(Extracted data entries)
# # # #

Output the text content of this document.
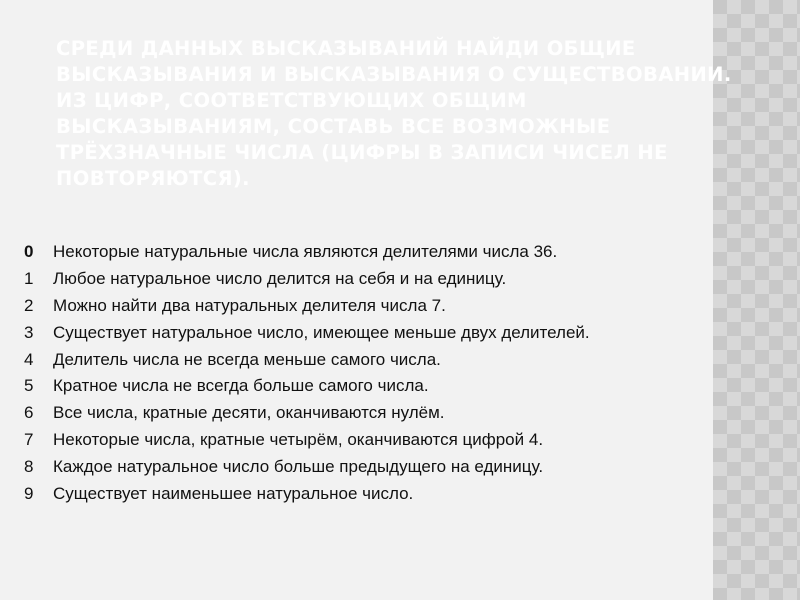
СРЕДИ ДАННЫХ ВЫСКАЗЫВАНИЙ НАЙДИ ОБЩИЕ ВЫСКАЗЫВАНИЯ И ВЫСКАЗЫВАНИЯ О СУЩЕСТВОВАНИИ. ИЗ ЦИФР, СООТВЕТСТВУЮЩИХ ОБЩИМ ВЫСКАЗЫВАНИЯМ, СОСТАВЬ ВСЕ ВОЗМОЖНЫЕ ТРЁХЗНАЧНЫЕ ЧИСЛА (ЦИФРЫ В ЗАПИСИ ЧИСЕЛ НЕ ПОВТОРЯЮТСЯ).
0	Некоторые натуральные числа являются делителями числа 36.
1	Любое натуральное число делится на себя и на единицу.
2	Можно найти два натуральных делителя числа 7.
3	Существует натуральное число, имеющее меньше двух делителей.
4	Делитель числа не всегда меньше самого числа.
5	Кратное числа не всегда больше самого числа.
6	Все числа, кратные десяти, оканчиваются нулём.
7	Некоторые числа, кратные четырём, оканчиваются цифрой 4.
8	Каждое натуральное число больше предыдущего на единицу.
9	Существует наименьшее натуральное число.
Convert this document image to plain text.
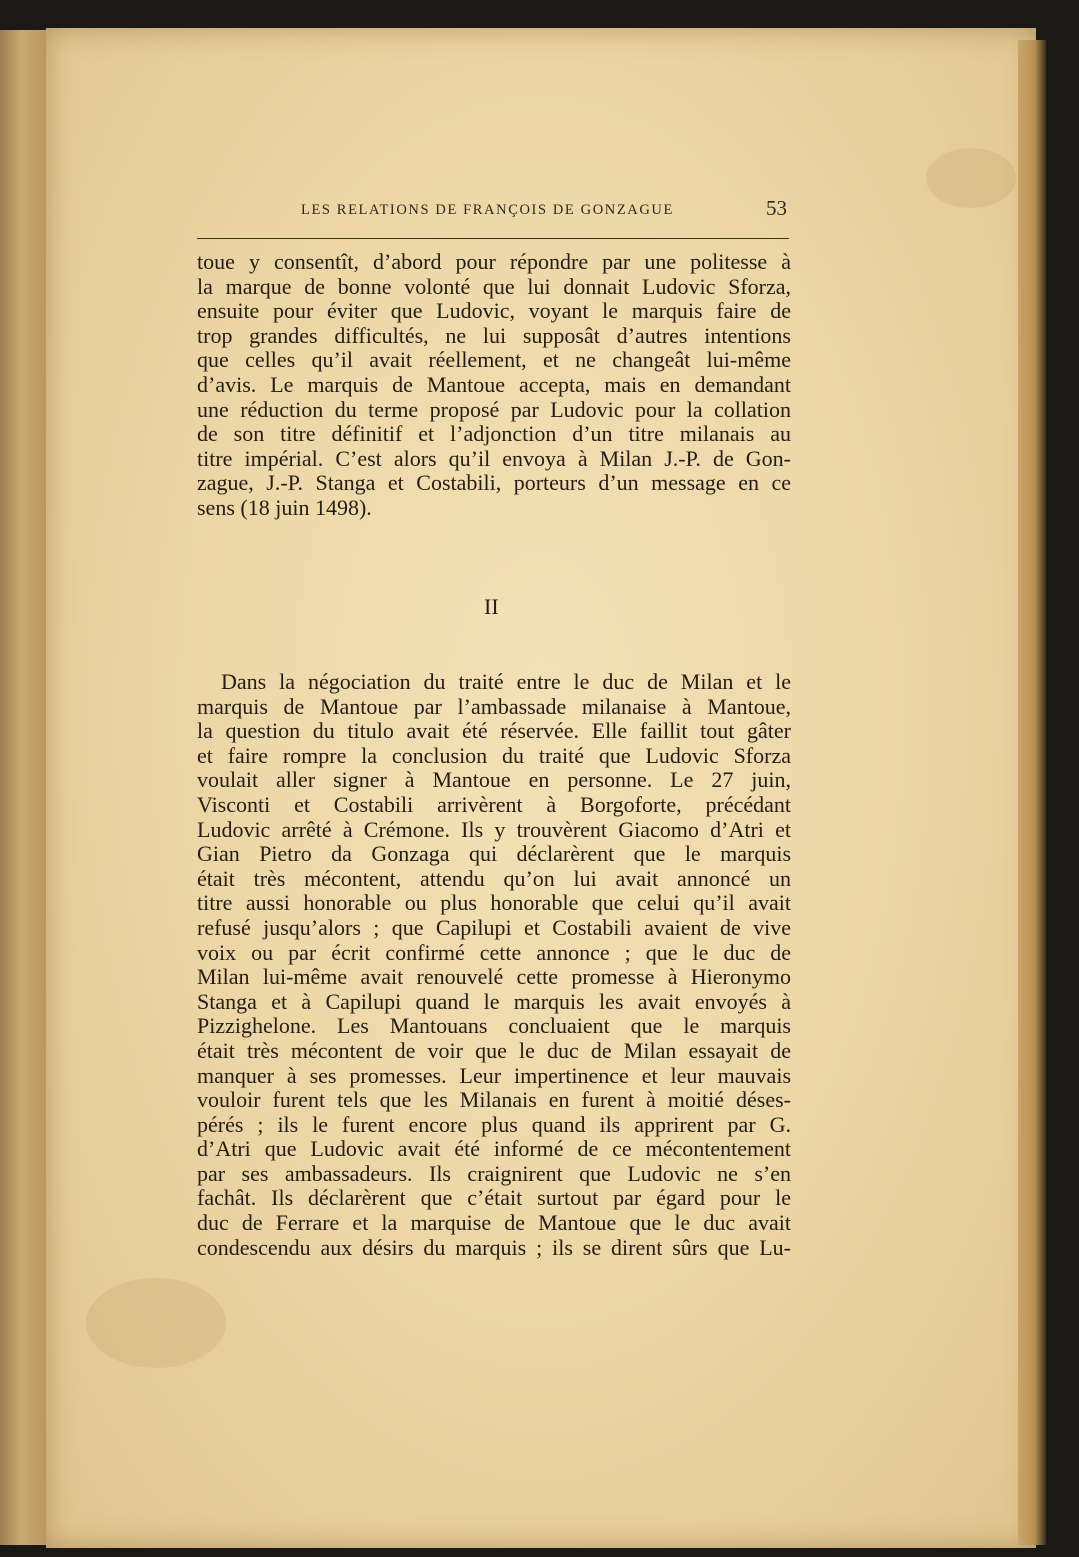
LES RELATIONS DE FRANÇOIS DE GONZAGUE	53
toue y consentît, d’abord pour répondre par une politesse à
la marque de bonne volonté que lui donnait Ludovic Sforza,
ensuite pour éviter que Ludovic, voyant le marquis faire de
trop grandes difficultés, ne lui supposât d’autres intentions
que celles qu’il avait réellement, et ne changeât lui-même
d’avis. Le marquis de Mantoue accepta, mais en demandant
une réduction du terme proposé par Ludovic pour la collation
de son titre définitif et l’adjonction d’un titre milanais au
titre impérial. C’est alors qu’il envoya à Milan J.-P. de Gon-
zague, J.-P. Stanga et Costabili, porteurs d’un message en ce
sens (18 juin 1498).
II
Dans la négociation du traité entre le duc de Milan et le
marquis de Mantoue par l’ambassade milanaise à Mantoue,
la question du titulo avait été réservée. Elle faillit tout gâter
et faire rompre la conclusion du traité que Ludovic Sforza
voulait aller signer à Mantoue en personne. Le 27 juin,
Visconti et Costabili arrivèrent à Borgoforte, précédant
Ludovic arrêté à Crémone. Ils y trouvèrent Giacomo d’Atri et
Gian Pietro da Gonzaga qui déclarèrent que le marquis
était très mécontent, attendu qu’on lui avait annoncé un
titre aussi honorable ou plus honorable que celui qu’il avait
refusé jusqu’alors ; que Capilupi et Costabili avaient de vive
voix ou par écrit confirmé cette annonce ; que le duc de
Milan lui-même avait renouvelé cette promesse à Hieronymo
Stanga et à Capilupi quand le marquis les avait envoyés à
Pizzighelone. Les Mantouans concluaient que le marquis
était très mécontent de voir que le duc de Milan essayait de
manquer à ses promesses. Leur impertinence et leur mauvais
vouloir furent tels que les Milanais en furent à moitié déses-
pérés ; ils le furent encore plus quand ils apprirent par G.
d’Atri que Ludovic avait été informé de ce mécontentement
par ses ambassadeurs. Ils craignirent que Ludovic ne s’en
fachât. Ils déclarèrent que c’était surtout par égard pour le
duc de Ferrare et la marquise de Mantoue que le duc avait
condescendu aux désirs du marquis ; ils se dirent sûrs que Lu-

# # # #

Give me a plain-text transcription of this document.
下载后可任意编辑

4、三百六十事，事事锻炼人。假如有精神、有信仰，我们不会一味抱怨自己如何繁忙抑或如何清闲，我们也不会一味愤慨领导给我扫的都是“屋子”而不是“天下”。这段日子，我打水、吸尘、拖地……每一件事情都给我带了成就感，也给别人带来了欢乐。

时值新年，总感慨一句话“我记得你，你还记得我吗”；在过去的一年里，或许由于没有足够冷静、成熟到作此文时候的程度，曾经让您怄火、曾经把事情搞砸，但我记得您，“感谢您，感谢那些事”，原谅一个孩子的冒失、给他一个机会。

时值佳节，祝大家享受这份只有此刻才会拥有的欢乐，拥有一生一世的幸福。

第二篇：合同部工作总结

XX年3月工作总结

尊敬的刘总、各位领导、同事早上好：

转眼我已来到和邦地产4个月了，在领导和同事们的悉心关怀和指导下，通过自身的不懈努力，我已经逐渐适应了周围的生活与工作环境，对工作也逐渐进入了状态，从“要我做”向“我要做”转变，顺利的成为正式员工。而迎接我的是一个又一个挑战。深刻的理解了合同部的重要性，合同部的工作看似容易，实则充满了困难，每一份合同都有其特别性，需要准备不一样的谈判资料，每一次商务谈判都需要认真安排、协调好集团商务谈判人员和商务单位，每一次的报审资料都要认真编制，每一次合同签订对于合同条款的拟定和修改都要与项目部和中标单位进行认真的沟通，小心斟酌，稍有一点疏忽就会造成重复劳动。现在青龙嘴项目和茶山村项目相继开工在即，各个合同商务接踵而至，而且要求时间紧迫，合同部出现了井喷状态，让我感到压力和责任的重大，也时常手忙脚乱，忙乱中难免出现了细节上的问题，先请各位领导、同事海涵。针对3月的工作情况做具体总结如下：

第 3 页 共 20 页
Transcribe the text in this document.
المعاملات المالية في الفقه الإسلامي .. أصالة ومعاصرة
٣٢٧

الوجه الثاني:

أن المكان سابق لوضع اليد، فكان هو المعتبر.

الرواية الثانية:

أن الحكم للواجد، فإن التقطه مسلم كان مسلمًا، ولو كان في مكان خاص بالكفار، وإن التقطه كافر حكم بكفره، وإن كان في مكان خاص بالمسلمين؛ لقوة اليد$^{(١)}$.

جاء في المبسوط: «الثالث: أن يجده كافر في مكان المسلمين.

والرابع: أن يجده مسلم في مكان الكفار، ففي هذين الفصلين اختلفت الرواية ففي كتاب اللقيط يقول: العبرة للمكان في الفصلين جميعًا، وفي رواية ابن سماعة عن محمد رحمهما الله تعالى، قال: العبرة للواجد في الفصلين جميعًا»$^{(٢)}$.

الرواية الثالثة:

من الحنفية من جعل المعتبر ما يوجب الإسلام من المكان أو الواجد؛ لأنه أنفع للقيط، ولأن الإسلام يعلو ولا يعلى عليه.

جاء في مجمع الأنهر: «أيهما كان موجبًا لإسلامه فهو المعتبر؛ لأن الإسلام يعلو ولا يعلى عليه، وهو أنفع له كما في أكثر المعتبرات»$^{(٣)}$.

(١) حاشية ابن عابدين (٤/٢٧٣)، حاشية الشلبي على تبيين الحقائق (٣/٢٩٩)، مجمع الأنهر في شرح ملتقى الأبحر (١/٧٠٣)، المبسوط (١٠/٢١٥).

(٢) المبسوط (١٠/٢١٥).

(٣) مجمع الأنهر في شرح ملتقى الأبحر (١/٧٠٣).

# # # #

WHAT THE TASK REQUIRES:
Gather each line of the listing containing the word "للواجد" and show it.

FULL OUTPUT:
أن الحكم للواجد، فإن التقطه مسلم كان مسلمًا، ولو كان في مكان خاص بالكفار، وإن التقطه كافر حكم بكفره، وإن كان في مكان خاص بالمسلمين؛ لقوة اليد$^{(١)}$.
والرابع: أن يجده مسلم في مكان الكفار، ففي هذين الفصلين اختلفت الرواية ففي كتاب اللقيط يقول: العبرة للمكان في الفصلين جميعًا، وفي رواية ابن سماعة عن محمد رحمهما الله تعالى، قال: العبرة للواجد في الفصلين جميعًا»$^{(٢)}$.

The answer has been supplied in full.